- **WORK REQUIRED**
Select every line below containing the word "JSON".

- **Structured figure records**
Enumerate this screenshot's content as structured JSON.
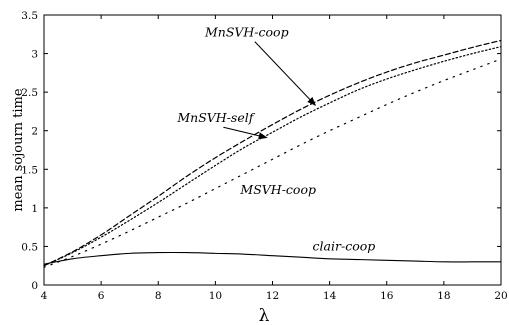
{
  "chart_data": {
    "type": "line",
    "title": "",
    "xlabel": "λ",
    "ylabel": "mean sojourn time",
    "xlim": [
      4,
      20
    ],
    "ylim": [
      0,
      3.5
    ],
    "xticks": [
      4,
      6,
      8,
      10,
      12,
      14,
      16,
      18,
      20
    ],
    "yticks": [
      0,
      0.5,
      1,
      1.5,
      2,
      2.5,
      3,
      3.5
    ],
    "xtick_labels": [
      "4",
      "6",
      "8",
      "10",
      "12",
      "14",
      "16",
      "18",
      "20"
    ],
    "ytick_labels": [
      "0",
      "0.5",
      "1",
      "1.5",
      "2",
      "2.5",
      "3",
      "3.5"
    ],
    "grid": false,
    "x": [
      4,
      5,
      6,
      7,
      8,
      9,
      10,
      11,
      12,
      13,
      14,
      15,
      16,
      17,
      18,
      19,
      20
    ],
    "series": [
      {
        "name": "MnSVH-coop",
        "style": "dashed",
        "color": "#000000",
        "values": [
          0.25,
          0.43,
          0.65,
          0.9,
          1.15,
          1.41,
          1.65,
          1.87,
          2.08,
          2.28,
          2.46,
          2.62,
          2.76,
          2.88,
          2.98,
          3.08,
          3.17
        ]
      },
      {
        "name": "MnSVH-self",
        "style": "dotted",
        "color": "#000000",
        "values": [
          0.25,
          0.42,
          0.62,
          0.84,
          1.07,
          1.31,
          1.55,
          1.78,
          1.98,
          2.18,
          2.36,
          2.53,
          2.67,
          2.79,
          2.9,
          3.0,
          3.09
        ]
      },
      {
        "name": "MSVH-coop",
        "style": "sparse-dotted",
        "color": "#000000",
        "values": [
          0.23,
          0.37,
          0.53,
          0.7,
          0.88,
          1.06,
          1.25,
          1.44,
          1.63,
          1.82,
          2.0,
          2.17,
          2.34,
          2.5,
          2.65,
          2.79,
          2.93
        ]
      },
      {
        "name": "clair-coop",
        "style": "solid",
        "color": "#000000",
        "values": [
          0.27,
          0.34,
          0.38,
          0.41,
          0.42,
          0.42,
          0.41,
          0.4,
          0.38,
          0.36,
          0.34,
          0.33,
          0.32,
          0.31,
          0.3,
          0.3,
          0.3
        ]
      }
    ],
    "annotations": [
      {
        "text": "MnSVH-coop",
        "series": 0,
        "label_x": 11.1,
        "label_y": 3.22,
        "arrow_to_x": 13.5,
        "arrow_to_y": 2.33
      },
      {
        "text": "MnSVH-self",
        "series": 1,
        "label_x": 10.0,
        "label_y": 2.11,
        "arrow_to_x": 11.8,
        "arrow_to_y": 1.91
      },
      {
        "text": "MSVH-coop",
        "series": 2,
        "label_x": 12.2,
        "label_y": 1.18,
        "arrow_to_x": null,
        "arrow_to_y": null
      },
      {
        "text": "clair-coop",
        "series": 3,
        "label_x": 14.5,
        "label_y": 0.45,
        "arrow_to_x": null,
        "arrow_to_y": null
      }
    ]
  }
}
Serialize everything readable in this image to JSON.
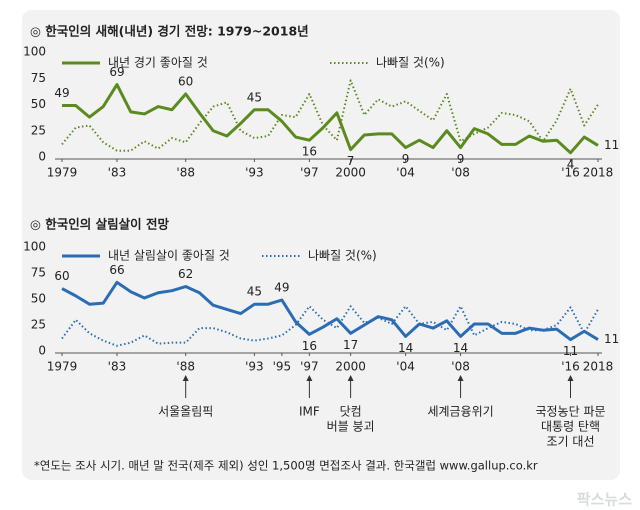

- **RESULT OF THE EXERCISE**
Enumerate this screenshot's content as structured JSON.
Serialize everything readable in this image to JSON.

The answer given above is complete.